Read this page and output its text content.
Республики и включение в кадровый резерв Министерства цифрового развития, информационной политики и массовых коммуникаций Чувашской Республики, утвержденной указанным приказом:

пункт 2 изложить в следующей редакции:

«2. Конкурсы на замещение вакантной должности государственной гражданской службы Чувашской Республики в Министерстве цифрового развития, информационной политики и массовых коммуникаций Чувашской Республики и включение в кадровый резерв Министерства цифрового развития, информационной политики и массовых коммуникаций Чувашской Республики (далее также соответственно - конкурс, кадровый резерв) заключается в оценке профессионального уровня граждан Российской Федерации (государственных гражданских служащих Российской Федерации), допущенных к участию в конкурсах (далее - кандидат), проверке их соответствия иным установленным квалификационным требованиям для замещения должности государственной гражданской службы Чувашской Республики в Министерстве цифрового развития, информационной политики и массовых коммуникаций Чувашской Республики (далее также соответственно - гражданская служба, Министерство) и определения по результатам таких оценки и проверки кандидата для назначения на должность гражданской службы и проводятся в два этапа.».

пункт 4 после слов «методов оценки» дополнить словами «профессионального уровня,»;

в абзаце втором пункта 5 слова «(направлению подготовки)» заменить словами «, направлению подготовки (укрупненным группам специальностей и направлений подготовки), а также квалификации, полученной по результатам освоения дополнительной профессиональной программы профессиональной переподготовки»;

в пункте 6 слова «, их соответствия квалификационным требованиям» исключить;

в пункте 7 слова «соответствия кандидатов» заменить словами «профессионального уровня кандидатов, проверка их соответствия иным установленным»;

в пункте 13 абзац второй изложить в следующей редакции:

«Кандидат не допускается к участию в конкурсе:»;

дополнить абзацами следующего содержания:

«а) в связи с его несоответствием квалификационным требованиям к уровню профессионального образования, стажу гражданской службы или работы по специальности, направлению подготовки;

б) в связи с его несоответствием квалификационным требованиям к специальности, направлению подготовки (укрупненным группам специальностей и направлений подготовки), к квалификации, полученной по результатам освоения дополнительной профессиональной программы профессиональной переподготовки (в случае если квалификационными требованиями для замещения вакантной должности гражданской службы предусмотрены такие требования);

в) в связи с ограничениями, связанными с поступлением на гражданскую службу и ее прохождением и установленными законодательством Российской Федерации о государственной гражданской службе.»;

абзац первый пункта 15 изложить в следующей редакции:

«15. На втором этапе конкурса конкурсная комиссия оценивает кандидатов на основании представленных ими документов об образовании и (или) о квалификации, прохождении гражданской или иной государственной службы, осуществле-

**TASK DETAILS:** The lines to collect are those holding the string "изложить"; copy them all.

**RESPONSE TO THE EXERCISE:**
пункт 2 изложить в следующей редакции:
в пункте 13 абзац второй изложить в следующей редакции:
абзац первый пункта 15 изложить в следующей редакции:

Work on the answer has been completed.